• **DATASET ENTRIES**

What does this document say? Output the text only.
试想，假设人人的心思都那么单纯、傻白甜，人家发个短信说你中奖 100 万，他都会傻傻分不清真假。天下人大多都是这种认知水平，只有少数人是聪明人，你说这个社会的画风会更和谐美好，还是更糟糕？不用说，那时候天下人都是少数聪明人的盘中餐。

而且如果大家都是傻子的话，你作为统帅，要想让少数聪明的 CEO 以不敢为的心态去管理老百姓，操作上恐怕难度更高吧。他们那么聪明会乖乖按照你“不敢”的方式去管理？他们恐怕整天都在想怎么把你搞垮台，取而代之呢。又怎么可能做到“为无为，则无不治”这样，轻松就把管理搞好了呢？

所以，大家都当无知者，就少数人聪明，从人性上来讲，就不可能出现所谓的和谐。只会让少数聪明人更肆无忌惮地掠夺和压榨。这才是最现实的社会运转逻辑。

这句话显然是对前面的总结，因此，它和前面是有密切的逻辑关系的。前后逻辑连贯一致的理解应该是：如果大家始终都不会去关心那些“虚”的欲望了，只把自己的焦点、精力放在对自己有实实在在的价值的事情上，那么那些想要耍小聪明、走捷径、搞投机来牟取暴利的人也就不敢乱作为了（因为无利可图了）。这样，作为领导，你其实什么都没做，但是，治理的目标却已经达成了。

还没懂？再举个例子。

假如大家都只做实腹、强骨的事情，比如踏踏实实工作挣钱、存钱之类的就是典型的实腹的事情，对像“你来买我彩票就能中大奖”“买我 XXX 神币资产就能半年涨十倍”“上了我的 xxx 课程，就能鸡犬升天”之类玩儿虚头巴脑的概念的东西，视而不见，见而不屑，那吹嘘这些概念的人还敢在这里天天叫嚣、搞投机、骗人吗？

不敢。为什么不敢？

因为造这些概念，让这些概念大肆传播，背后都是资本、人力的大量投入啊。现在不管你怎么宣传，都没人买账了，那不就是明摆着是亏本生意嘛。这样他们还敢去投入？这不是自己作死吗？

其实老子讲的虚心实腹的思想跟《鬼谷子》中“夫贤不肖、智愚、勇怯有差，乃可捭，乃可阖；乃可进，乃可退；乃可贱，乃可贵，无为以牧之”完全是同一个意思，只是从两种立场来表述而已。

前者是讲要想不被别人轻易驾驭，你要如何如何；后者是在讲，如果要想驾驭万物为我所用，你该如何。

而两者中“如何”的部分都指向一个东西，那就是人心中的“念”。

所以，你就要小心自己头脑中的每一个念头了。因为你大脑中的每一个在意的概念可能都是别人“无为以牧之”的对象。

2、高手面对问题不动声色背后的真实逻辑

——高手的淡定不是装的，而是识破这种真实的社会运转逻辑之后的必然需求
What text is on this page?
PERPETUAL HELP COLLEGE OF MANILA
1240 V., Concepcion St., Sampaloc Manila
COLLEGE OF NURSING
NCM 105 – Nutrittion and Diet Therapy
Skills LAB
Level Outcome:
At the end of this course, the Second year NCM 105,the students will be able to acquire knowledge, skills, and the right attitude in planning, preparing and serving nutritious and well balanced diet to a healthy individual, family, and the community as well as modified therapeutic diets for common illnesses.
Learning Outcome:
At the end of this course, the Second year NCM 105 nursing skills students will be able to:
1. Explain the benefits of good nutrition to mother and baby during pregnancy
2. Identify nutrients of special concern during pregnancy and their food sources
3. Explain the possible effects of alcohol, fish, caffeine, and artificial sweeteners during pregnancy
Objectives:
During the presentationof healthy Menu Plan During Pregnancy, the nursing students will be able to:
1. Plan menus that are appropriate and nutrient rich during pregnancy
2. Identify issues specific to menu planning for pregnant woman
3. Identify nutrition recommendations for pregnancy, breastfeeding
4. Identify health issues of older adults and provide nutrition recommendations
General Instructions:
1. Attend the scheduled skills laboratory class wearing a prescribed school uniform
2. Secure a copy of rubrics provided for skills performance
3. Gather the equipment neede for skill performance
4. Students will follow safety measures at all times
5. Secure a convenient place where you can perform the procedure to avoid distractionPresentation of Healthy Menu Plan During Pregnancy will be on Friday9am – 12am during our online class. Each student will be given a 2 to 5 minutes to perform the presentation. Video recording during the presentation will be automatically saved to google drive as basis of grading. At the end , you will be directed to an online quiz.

• **WORK TO BE COMPLETED**
Show all lines from the data above in which the word "planning" appears.

• **SOLUTION TO THIS PROBLEM**
At the end of this course, the Second year NCM 105,the students will be able to acquire knowledge, skills, and the right attitude in planning, preparing and serving nutritious and well balanced diet to a healthy individual, family, and the community as well as modified therapeutic diets for common illnesses.
2. Identify issues specific to menu planning for pregnant woman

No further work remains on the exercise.